> Raw records
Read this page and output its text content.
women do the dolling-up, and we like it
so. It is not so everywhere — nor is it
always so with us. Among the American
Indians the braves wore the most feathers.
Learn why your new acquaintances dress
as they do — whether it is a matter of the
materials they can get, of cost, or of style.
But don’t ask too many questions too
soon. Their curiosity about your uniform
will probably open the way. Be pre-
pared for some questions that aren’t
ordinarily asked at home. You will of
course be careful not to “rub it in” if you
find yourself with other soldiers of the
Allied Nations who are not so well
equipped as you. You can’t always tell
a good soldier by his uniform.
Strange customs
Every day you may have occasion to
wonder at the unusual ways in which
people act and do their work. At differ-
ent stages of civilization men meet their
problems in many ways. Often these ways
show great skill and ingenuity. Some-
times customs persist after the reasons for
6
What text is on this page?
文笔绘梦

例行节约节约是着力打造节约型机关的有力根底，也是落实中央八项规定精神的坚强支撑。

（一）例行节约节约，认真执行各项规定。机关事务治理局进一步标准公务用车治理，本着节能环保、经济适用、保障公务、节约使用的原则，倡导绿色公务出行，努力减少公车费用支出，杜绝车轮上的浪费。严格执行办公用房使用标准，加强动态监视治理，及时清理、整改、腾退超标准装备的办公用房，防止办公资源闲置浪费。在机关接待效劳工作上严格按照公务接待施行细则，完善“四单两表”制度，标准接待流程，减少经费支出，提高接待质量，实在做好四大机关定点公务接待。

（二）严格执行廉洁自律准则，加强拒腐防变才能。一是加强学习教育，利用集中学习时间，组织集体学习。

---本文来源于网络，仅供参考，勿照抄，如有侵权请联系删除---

> Do this
Give the number of lines in the data that contain "they", with no other words.

> Correct answer
2